<<<<
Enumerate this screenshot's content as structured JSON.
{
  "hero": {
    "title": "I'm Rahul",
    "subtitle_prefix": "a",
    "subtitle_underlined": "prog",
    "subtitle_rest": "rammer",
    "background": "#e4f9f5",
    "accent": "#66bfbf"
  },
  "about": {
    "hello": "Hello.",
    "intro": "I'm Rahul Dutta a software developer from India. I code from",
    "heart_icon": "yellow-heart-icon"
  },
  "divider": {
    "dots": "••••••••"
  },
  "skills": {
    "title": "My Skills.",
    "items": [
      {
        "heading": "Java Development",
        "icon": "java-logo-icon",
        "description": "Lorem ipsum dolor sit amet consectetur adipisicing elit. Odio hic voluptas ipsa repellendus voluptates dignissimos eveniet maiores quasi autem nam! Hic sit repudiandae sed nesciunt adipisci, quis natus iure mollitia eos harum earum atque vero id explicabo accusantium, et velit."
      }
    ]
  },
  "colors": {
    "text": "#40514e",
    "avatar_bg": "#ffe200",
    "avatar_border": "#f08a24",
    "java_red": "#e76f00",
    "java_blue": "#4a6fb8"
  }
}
>>>>
<<<<
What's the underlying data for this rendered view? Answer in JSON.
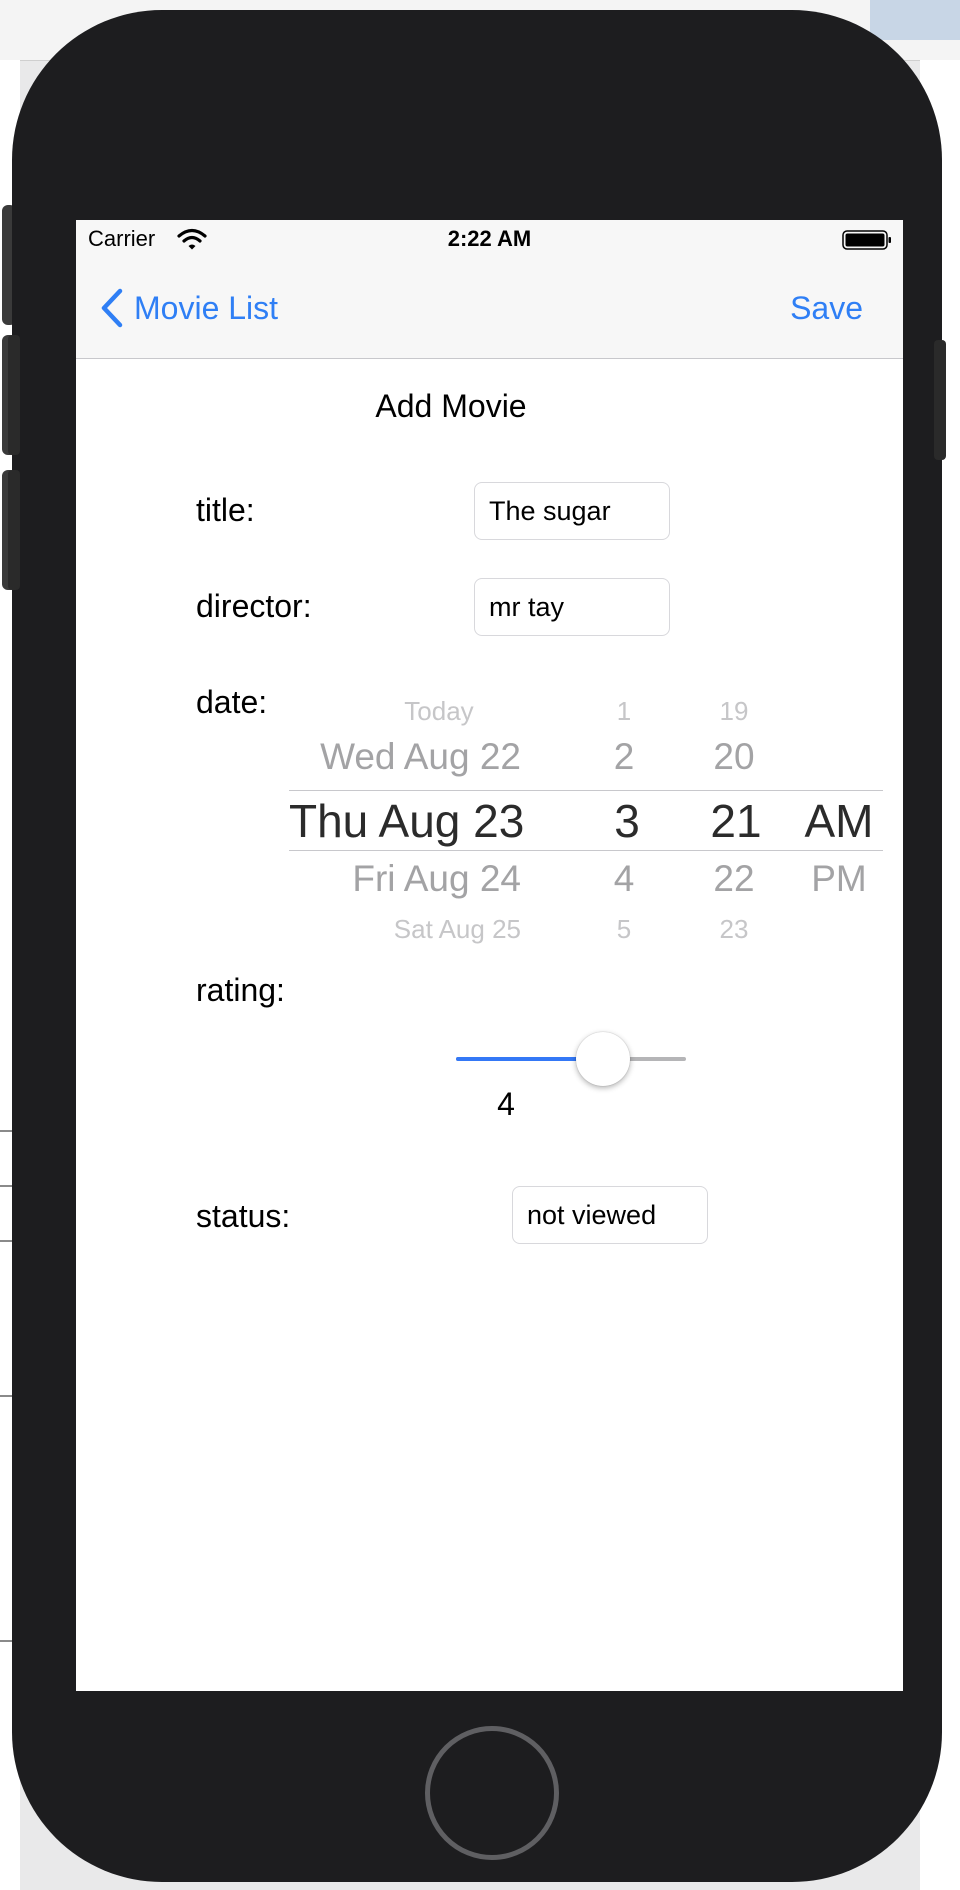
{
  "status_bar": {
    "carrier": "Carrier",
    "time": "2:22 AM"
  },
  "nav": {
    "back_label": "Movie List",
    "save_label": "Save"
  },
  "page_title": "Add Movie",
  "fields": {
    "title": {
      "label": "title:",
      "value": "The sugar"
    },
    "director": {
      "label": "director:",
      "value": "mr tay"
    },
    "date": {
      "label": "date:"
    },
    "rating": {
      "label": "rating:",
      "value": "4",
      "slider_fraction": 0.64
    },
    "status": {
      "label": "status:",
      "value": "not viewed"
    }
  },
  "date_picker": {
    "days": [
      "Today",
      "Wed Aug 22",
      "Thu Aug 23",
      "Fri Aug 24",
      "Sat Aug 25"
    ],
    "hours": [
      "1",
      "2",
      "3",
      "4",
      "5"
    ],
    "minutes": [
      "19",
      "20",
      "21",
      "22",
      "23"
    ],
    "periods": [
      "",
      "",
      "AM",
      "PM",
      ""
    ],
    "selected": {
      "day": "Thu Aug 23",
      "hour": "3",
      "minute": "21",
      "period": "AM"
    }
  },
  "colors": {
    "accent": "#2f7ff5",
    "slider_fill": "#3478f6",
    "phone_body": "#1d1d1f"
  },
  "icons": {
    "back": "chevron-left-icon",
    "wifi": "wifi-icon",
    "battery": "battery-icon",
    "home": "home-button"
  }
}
>>>>
<<<<
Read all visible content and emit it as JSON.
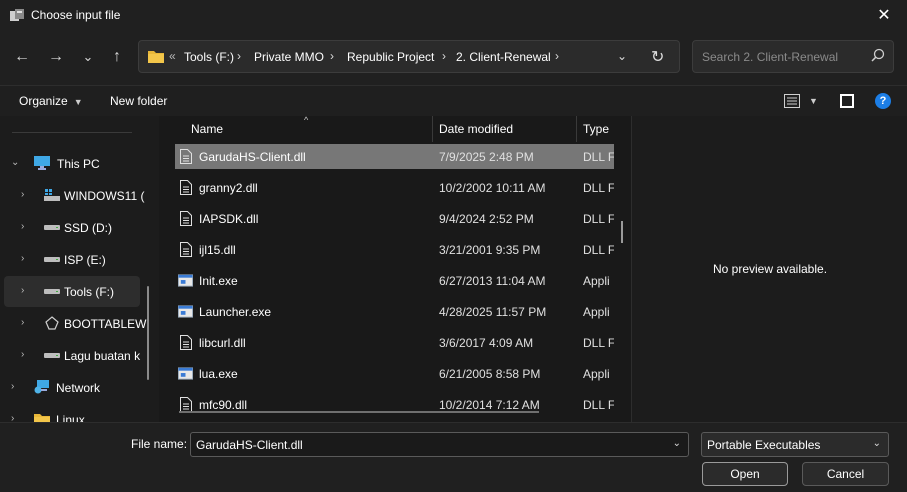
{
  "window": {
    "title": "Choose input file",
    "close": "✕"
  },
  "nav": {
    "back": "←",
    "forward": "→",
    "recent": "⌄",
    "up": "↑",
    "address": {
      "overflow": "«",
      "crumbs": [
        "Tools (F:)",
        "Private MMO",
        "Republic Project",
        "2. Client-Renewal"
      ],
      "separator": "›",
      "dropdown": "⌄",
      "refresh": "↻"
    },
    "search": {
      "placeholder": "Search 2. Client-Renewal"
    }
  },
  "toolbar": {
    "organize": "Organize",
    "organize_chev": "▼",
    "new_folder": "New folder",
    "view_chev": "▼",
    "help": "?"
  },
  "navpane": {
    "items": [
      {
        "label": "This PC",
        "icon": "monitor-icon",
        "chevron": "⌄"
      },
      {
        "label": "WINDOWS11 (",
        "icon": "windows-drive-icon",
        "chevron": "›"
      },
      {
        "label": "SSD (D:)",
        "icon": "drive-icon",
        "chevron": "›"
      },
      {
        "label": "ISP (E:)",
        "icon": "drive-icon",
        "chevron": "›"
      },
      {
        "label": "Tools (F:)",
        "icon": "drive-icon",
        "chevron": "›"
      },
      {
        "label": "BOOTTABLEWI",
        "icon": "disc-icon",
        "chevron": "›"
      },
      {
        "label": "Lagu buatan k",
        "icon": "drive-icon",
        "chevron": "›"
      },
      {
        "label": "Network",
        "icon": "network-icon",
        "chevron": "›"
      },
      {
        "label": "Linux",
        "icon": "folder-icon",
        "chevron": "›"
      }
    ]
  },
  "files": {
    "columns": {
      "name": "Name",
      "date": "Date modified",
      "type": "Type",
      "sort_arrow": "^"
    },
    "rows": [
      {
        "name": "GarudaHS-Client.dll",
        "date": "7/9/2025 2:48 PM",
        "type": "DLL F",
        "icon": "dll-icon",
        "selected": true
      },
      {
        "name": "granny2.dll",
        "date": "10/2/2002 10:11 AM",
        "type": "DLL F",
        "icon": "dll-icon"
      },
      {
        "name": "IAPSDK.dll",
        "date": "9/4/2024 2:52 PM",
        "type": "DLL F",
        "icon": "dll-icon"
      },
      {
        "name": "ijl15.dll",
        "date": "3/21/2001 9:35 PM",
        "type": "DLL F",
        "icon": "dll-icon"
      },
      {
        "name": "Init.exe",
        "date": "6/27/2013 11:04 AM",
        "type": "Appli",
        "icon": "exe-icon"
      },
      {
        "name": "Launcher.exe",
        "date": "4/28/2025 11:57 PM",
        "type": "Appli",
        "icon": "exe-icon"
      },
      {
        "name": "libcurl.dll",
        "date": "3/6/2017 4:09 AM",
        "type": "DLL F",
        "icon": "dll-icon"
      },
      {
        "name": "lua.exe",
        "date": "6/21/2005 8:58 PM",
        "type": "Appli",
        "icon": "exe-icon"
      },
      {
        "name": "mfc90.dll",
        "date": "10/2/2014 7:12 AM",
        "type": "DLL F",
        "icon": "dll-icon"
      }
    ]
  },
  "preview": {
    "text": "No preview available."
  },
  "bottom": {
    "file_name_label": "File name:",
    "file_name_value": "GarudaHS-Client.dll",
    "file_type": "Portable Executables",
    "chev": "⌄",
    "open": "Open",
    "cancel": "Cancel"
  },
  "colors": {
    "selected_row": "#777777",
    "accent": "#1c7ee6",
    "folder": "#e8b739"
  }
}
>>>>
WORK TO DO: Return each line of the listing that holds the string "GarudaHS".

CORRECT RESULT:
        "name": "GarudaHS-Client.dll",
    "file_name_value": "GarudaHS-Client.dll",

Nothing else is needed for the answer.